## Aim of the task
Transcribe the records below exactly.

* * * * *

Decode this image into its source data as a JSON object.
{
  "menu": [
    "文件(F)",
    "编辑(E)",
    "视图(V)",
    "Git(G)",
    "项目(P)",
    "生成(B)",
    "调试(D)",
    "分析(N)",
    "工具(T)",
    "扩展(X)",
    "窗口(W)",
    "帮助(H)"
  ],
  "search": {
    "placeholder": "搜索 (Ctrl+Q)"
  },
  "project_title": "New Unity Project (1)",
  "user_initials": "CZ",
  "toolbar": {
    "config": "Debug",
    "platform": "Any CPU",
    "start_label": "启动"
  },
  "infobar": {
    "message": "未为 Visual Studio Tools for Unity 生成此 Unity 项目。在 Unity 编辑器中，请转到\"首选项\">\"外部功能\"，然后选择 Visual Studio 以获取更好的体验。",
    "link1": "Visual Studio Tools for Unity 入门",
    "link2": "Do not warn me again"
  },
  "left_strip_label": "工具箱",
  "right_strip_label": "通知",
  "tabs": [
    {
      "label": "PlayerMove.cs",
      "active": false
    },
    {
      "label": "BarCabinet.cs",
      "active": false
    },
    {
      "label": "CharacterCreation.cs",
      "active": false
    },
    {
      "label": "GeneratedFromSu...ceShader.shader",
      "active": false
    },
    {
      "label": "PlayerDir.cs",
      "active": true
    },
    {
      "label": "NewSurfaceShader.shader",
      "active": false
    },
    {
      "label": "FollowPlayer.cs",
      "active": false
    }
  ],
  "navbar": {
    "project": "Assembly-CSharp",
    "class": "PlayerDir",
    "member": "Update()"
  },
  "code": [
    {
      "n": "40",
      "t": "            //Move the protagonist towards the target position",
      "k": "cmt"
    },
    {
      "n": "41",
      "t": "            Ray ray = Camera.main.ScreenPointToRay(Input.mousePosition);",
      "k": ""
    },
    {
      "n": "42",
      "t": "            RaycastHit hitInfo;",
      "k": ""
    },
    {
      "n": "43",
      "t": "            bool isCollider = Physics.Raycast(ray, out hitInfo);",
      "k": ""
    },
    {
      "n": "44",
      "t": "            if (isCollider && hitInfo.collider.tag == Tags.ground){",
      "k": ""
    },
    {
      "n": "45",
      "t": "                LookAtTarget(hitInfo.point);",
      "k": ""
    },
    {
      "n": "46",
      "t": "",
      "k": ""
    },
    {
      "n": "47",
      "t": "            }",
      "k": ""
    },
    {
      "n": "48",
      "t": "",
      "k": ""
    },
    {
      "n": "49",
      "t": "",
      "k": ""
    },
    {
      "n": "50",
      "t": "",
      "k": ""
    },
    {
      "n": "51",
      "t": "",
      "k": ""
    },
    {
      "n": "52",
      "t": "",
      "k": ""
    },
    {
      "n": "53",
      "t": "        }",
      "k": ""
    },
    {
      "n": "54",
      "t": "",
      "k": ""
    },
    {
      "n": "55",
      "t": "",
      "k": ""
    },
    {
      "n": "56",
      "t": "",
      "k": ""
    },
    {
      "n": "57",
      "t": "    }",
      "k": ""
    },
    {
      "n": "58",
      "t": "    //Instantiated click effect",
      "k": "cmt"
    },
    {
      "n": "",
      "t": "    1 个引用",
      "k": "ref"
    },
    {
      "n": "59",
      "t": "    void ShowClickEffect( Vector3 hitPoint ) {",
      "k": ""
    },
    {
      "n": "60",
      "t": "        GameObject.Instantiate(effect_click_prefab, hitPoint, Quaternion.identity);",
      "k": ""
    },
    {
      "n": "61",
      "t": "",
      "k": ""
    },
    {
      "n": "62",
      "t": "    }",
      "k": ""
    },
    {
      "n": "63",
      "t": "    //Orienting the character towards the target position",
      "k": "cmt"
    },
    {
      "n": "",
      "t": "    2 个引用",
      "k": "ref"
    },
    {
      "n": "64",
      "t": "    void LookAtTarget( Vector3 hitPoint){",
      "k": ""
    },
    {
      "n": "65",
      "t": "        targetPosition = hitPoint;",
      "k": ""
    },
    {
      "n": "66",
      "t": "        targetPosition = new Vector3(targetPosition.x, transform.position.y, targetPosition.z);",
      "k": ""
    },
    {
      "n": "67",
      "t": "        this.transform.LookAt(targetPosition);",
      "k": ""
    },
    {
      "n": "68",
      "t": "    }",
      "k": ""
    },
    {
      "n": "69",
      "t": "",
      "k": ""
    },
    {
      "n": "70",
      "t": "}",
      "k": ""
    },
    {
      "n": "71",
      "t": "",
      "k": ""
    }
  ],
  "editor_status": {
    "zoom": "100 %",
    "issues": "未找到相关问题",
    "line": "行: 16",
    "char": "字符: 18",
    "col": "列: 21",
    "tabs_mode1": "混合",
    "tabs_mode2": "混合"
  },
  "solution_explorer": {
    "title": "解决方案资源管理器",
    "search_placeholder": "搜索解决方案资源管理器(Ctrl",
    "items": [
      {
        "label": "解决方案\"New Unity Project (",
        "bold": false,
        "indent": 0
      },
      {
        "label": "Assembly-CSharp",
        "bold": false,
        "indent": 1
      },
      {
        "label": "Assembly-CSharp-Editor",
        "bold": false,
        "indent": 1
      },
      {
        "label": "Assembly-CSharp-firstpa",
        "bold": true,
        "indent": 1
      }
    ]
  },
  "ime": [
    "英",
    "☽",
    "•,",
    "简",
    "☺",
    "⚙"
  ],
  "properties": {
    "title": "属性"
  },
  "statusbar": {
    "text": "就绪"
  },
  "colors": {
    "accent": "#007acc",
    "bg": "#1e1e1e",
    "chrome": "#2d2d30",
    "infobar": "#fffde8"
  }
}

* * * * *

## The solution
Decode this image into its source data as a JSON object.
{
  "menu": [
    "文件(F)",
    "编辑(E)",
    "视图(V)",
    "Git(G)",
    "项目(P)",
    "生成(B)",
    "调试(D)",
    "分析(N)",
    "工具(T)",
    "扩展(X)",
    "窗口(W)",
    "帮助(H)"
  ],
  "search": {
    "placeholder": "搜索 (Ctrl+Q)"
  },
  "project_title": "New Unity Project (1)",
  "user_initials": "CZ",
  "toolbar": {
    "config": "Debug",
    "platform": "Any CPU",
    "start_label": "启动"
  },
  "infobar": {
    "message": "未为 Visual Studio Tools for Unity 生成此 Unity 项目。在 Unity 编辑器中，请转到\"首选项\">\"外部功能\"，然后选择 Visual Studio 以获取更好的体验。",
    "link1": "Visual Studio Tools for Unity 入门",
    "link2": "Do not warn me again"
  },
  "left_strip_label": "工具箱",
  "right_strip_label": "通知",
  "tabs": [
    {
      "label": "PlayerMove.cs",
      "active": false
    },
    {
      "label": "BarCabinet.cs",
      "active": false
    },
    {
      "label": "CharacterCreation.cs",
      "active": false
    },
    {
      "label": "GeneratedFromSu...ceShader.shader",
      "active": false
    },
    {
      "label": "PlayerDir.cs",
      "active": true
    },
    {
      "label": "NewSurfaceShader.shader",
      "active": false
    },
    {
      "label": "FollowPlayer.cs",
      "active": false
    }
  ],
  "navbar": {
    "project": "Assembly-CSharp",
    "class": "PlayerDir",
    "member": "Update()"
  },
  "code": [
    {
      "n": "40",
      "t": "            //Move the protagonist towards the target position",
      "k": "cmt"
    },
    {
      "n": "41",
      "t": "            Ray ray = Camera.main.ScreenPointToRay(Input.mousePosition);",
      "k": ""
    },
    {
      "n": "42",
      "t": "            RaycastHit hitInfo;",
      "k": ""
    },
    {
      "n": "43",
      "t": "            bool isCollider = Physics.Raycast(ray, out hitInfo);",
      "k": ""
    },
    {
      "n": "44",
      "t": "            if (isCollider && hitInfo.collider.tag == Tags.ground){",
      "k": ""
    },
    {
      "n": "45",
      "t": "                LookAtTarget(hitInfo.point);",
      "k": ""
    },
    {
      "n": "46",
      "t": "",
      "k": ""
    },
    {
      "n": "47",
      "t": "            }",
      "k": ""
    },
    {
      "n": "48",
      "t": "",
      "k": ""
    },
    {
      "n": "49",
      "t": "",
      "k": ""
    },
    {
      "n": "50",
      "t": "",
      "k": ""
    },
    {
      "n": "51",
      "t": "",
      "k": ""
    },
    {
      "n": "52",
      "t": "",
      "k": ""
    },
    {
      "n": "53",
      "t": "        }",
      "k": ""
    },
    {
      "n": "54",
      "t": "",
      "k": ""
    },
    {
      "n": "55",
      "t": "",
      "k": ""
    },
    {
      "n": "56",
      "t": "",
      "k": ""
    },
    {
      "n": "57",
      "t": "    }",
      "k": ""
    },
    {
      "n": "58",
      "t": "    //Instantiated click effect",
      "k": "cmt"
    },
    {
      "n": "",
      "t": "    1 个引用",
      "k": "ref"
    },
    {
      "n": "59",
      "t": "    void ShowClickEffect( Vector3 hitPoint ) {",
      "k": ""
    },
    {
      "n": "60",
      "t": "        GameObject.Instantiate(effect_click_prefab, hitPoint, Quaternion.identity);",
      "k": ""
    },
    {
      "n": "61",
      "t": "",
      "k": ""
    },
    {
      "n": "62",
      "t": "    }",
      "k": ""
    },
    {
      "n": "63",
      "t": "    //Orienting the character towards the target position",
      "k": "cmt"
    },
    {
      "n": "",
      "t": "    2 个引用",
      "k": "ref"
    },
    {
      "n": "64",
      "t": "    void LookAtTarget( Vector3 hitPoint){",
      "k": ""
    },
    {
      "n": "65",
      "t": "        targetPosition = hitPoint;",
      "k": ""
    },
    {
      "n": "66",
      "t": "        targetPosition = new Vector3(targetPosition.x, transform.position.y, targetPosition.z);",
      "k": ""
    },
    {
      "n": "67",
      "t": "        this.transform.LookAt(targetPosition);",
      "k": ""
    },
    {
      "n": "68",
      "t": "    }",
      "k": ""
    },
    {
      "n": "69",
      "t": "",
      "k": ""
    },
    {
      "n": "70",
      "t": "}",
      "k": ""
    },
    {
      "n": "71",
      "t": "",
      "k": ""
    }
  ],
  "editor_status": {
    "zoom": "100 %",
    "issues": "未找到相关问题",
    "line": "行: 16",
    "char": "字符: 18",
    "col": "列: 21",
    "tabs_mode1": "混合",
    "tabs_mode2": "混合"
  },
  "solution_explorer": {
    "title": "解决方案资源管理器",
    "search_placeholder": "搜索解决方案资源管理器(Ctrl",
    "items": [
      {
        "label": "解决方案\"New Unity Project (",
        "bold": false,
        "indent": 0
      },
      {
        "label": "Assembly-CSharp",
        "bold": false,
        "indent": 1
      },
      {
        "label": "Assembly-CSharp-Editor",
        "bold": false,
        "indent": 1
      },
      {
        "label": "Assembly-CSharp-firstpa",
        "bold": true,
        "indent": 1
      }
    ]
  },
  "ime": [
    "英",
    "☽",
    "•,",
    "简",
    "☺",
    "⚙"
  ],
  "properties": {
    "title": "属性"
  },
  "statusbar": {
    "text": "就绪"
  },
  "colors": {
    "accent": "#007acc",
    "bg": "#1e1e1e",
    "chrome": "#2d2d30",
    "infobar": "#fffde8"
  }
}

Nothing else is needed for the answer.